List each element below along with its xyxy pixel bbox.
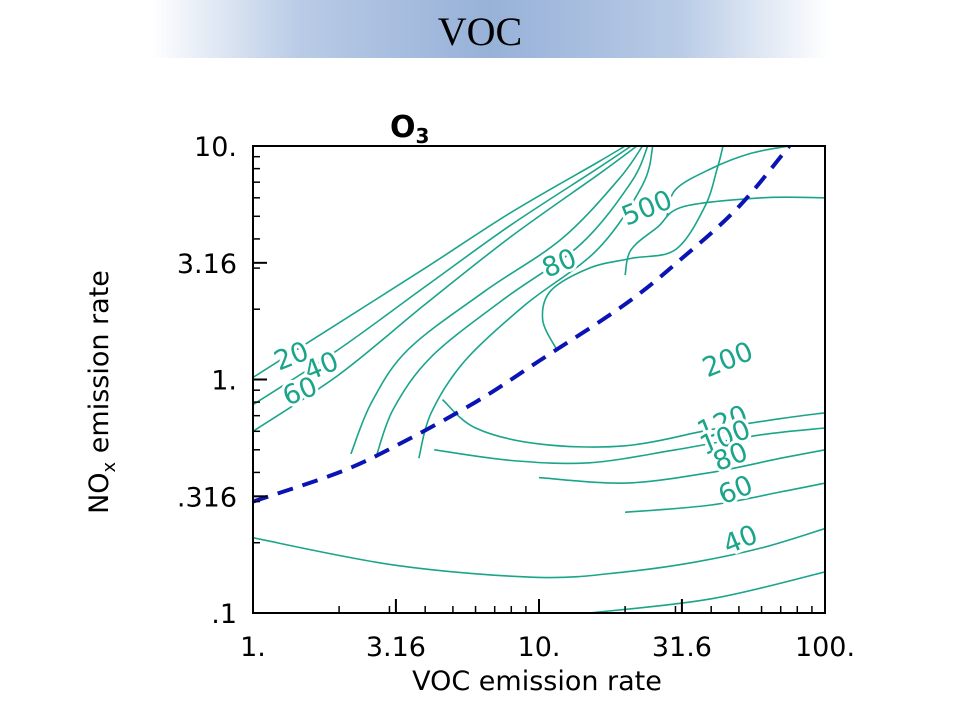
- contour-label-40-13: 40: [719, 519, 762, 561]
- contour-line-100-4: [375, 146, 649, 457]
- y-tick-label: .316: [177, 482, 237, 513]
- contour-line-200-6: [541, 146, 724, 350]
- x-tick-label: 31.6: [652, 632, 712, 663]
- y-tick-label: .1: [211, 599, 237, 630]
- x-tick-label: 100.: [795, 632, 855, 663]
- contour-line-120-5: [418, 146, 654, 459]
- contour-line-60-12: [625, 482, 825, 514]
- y-tick-label: 10.: [194, 132, 237, 163]
- x-tick-label: 3.16: [366, 632, 426, 663]
- contour-line-40-1: [253, 146, 632, 406]
- contour-lines: [253, 146, 825, 613]
- contour-line-300-7: [624, 196, 825, 276]
- contour-line-80-11: [538, 449, 825, 484]
- contour-label-500-8: 500: [617, 184, 676, 232]
- contour-label-200-6: 200: [698, 336, 757, 384]
- y-tick-label: 1.: [211, 366, 237, 397]
- x-axis-label: VOC emission rate: [412, 666, 662, 697]
- x-tick-label: 10.: [518, 632, 561, 663]
- title-bar: [150, 0, 830, 58]
- contour-line-60-2: [253, 146, 638, 432]
- x-tick-label: 1.: [240, 632, 266, 663]
- contour-line-80-3: [350, 146, 644, 455]
- ridge-line: [253, 146, 791, 504]
- slide-title: VOC: [437, 9, 523, 54]
- contour-line-40-13: [253, 527, 825, 579]
- plot-title: O3: [390, 110, 429, 148]
- contour-line-100-10: [434, 427, 825, 465]
- contour-line-120-9: [441, 398, 825, 448]
- contour-line-20-14: [589, 571, 825, 613]
- contour-line-20-0: [253, 146, 626, 379]
- y-axis-label: NOx emission rate: [84, 270, 120, 514]
- axes: 1. 3.16 10. 31.6 100. 10. 3.16 1. .316 .1: [177, 132, 855, 663]
- contour-line-500-8: [666, 146, 790, 217]
- y-tick-label: 3.16: [177, 249, 237, 280]
- ridge-dashed-line: [253, 146, 791, 504]
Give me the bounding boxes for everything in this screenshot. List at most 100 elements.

Exercise directions:
Starting at the line that contains "- contour-label-40-13: 40: [719, 519, 762, 561]" and ending at the line that contains "- axes: 1. 3.16", recast the records as a Markdown table with the columns Row and Line, leaving out any blank lines.

Reply:
| Row | Line |
|---|---|
| 1 | - contour-label-40-13: 40: [719, 519, 762, 561] |
| 2 | - contour-line-100-4: [375, 146, 649, 457] |
| 3 | - y-tick-label: .316: [177, 482, 237, 513] |
| 4 | - contour-line-200-6: [541, 146, 724, 350] |
| 5 | - x-tick-label: 31.6: [652, 632, 712, 663] |
| 6 | - y-tick-label: .1: [211, 599, 237, 630] |
| 7 | - x-tick-label: 100.: [795, 632, 855, 663] |
| 8 | - contour-line-120-5: [418, 146, 654, 459] |
| 9 | - contour-line-60-12: [625, 482, 825, 514] |
| 10 | - y-tick-label: 10.: [194, 132, 237, 163] |
| 11 | - x-tick-label: 3.16: [366, 632, 426, 663] |
| 12 | - contour-line-40-1: [253, 146, 632, 406] |
| 13 | - contour-lines: [253, 146, 825, 613] |
| 14 | - contour-line-300-7: [624, 196, 825, 276] |
| 15 | - contour-line-80-11: [538, 449, 825, 484] |
| 16 | - contour-label-500-8: 500: [617, 184, 676, 232] |
| 17 | - contour-label-200-6: 200: [698, 336, 757, 384] |
| 18 | - y-tick-label: 1.: [211, 366, 237, 397] |
| 19 | - x-axis-label: VOC emission rate: [412, 666, 662, 697] |
| 20 | - x-tick-label: 10.: [518, 632, 561, 663] |
| 21 | - title-bar: [150, 0, 830, 58] |
| 22 | - contour-line-60-2: [253, 146, 638, 432] |
| 23 | - x-tick-label: 1.: [240, 632, 266, 663] |
| 24 | - contour-line-80-3: [350, 146, 644, 455] |
| 25 | - ridge-line: [253, 146, 791, 504] |
| 26 | - slide-title: VOC: [437, 9, 523, 54] |
| 27 | - contour-line-40-13: [253, 527, 825, 579] |
| 28 | - plot-title: O3: [390, 110, 429, 148] |
| 29 | - contour-line-100-10: [434, 427, 825, 465] |
| 30 | - contour-line-120-9: [441, 398, 825, 448] |
| 31 | - contour-line-20-14: [589, 571, 825, 613] |
| 32 | - contour-line-20-0: [253, 146, 626, 379] |
| 33 | - y-axis-label: NOx emission rate: [84, 270, 120, 514] |
| 34 | - axes: 1. 3.16 10. 31.6 100. 10. 3.16 1. .316 .1: [177, 132, 855, 663] |